## begin SOURCE EXCERPT

Dept. of Philosophy, Göteborg University, Sweden ISSN 1652-0459

Free will, determinism and suicide

Frank Lorentzon

e-mail: frank@filosofi.gu.se

The problem of free will has occupied the minds of men at least since antiquity. Traditionally, the question doesn’t concern whether we feel free or not when acting or deciding what to do, but whether we are free or not. It’s not, stated as an ontological question, primarily a query of how free we are, but if we are free at all. Since the 17th century, the problem has been formulated as the question whether there can be any free will if determinism is true.

Determinism can be defined in many ways. I will stick to this, rather crude, definition:

determinism is the hypothesis that everything that happens is caused by prior states in the world. The fundamental point here is that everything that happens is taken to be sufficiently determined by prior states, hence there could never have been any real alternatives to what actually happened. Whether determinism is true or not is still an open issue; we are not, at the present stage of science, able to give a definitive answer.

## end SOURCE EXCERPT

◆ SET EXERCISE
Transcribe the part of the free will and determinism excerpt that starts with "e-mail: frank@filosofi.gu.se" and goes on through "determinism is true.".

## begin DATA EXTRACT

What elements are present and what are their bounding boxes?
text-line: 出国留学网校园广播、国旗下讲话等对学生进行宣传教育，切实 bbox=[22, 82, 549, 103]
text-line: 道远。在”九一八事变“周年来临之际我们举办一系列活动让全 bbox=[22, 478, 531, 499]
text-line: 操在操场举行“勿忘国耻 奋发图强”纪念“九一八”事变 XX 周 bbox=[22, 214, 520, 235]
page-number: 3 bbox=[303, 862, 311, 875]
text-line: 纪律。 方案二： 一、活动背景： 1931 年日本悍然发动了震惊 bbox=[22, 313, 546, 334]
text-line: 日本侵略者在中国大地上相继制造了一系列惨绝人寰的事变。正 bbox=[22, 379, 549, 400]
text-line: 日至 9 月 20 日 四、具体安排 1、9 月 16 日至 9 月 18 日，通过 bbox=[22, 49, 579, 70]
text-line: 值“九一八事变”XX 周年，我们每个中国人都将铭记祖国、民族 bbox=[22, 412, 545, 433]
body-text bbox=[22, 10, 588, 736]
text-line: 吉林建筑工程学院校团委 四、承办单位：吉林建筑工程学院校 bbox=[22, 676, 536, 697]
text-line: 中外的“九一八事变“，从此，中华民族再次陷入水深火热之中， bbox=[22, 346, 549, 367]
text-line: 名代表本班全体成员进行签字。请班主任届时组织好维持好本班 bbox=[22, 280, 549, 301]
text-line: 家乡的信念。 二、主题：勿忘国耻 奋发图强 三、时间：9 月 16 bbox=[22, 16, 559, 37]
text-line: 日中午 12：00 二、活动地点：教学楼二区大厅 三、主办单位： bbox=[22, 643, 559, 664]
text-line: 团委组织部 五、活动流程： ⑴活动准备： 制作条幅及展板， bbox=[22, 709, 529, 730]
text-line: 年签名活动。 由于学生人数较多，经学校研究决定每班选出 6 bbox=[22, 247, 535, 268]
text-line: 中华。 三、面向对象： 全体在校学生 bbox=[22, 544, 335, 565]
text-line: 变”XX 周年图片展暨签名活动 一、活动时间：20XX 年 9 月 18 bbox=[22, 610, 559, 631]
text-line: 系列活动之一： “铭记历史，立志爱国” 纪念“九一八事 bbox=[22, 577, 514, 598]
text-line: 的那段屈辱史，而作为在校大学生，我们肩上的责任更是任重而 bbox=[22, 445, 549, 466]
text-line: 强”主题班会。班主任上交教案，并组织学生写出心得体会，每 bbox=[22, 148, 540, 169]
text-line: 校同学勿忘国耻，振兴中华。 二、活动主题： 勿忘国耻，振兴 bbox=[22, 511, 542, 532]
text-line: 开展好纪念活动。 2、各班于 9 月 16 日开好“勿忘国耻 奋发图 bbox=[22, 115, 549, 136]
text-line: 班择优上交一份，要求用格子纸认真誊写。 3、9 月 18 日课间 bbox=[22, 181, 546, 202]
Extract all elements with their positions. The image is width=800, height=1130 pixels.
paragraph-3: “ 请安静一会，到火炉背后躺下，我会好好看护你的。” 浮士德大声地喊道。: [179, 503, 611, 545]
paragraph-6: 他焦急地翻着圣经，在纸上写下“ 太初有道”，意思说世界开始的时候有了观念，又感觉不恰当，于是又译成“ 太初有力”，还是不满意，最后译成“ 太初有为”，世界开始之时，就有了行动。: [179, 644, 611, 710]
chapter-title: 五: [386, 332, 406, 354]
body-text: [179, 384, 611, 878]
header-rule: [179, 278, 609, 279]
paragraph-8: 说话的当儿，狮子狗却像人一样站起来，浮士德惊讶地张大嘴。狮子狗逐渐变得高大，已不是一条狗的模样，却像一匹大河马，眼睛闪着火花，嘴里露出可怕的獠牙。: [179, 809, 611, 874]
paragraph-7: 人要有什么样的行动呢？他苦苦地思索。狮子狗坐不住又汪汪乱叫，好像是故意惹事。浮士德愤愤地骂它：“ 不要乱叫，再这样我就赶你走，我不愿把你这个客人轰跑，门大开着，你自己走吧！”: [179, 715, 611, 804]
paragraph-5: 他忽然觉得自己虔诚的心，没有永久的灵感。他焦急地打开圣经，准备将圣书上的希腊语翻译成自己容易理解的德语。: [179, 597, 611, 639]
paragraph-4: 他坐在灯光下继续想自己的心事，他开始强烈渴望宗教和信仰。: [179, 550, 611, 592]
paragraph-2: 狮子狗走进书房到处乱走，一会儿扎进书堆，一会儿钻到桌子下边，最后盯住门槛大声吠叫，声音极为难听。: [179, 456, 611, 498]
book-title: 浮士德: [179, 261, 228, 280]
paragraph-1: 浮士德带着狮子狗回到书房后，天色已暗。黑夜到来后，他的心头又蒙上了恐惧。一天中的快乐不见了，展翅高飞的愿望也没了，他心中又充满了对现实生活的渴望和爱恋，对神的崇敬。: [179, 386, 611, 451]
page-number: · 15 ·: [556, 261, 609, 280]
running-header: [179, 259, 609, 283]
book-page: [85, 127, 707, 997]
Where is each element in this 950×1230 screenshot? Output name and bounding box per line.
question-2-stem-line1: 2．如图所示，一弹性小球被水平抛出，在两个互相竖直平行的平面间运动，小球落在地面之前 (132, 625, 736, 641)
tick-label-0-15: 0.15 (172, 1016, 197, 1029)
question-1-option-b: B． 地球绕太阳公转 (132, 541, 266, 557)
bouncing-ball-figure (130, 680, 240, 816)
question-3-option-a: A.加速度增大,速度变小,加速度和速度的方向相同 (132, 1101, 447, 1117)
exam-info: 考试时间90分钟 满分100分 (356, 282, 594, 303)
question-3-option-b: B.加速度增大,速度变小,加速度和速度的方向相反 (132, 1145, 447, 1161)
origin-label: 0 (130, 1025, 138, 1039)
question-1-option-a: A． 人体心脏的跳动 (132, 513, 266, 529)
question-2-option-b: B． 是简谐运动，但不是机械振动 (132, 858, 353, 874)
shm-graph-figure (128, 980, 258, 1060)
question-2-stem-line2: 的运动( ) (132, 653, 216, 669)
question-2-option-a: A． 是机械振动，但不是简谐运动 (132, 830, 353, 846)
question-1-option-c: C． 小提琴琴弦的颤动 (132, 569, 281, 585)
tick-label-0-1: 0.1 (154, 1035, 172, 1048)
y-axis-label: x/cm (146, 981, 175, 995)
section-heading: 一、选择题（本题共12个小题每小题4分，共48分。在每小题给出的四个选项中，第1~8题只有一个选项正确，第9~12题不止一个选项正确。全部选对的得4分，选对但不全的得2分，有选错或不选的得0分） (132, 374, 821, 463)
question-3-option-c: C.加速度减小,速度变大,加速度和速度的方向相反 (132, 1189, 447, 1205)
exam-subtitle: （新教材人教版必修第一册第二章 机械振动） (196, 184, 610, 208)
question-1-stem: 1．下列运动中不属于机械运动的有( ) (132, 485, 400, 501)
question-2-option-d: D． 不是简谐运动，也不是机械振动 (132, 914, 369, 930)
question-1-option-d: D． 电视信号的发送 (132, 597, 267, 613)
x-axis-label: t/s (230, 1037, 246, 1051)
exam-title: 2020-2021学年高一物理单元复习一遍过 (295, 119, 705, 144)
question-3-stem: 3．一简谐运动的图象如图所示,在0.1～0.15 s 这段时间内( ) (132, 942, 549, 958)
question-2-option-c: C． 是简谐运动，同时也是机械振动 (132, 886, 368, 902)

## end DATA EXTRACT

◆ ANSWER TO THIS EXERCISE
e-mail: frank@filosofi.gu.se

The problem of free will has occupied the minds of men at least since antiquity. Traditionally, the question doesn’t concern whether we feel free or not when acting or deciding what to do, but whether we are free or not. It’s not, stated as an ontological question, primarily a query of how free we are, but if we are free at all. Since the 17th century, the problem has been formulated as the question whether there can be any free will if determinism is true.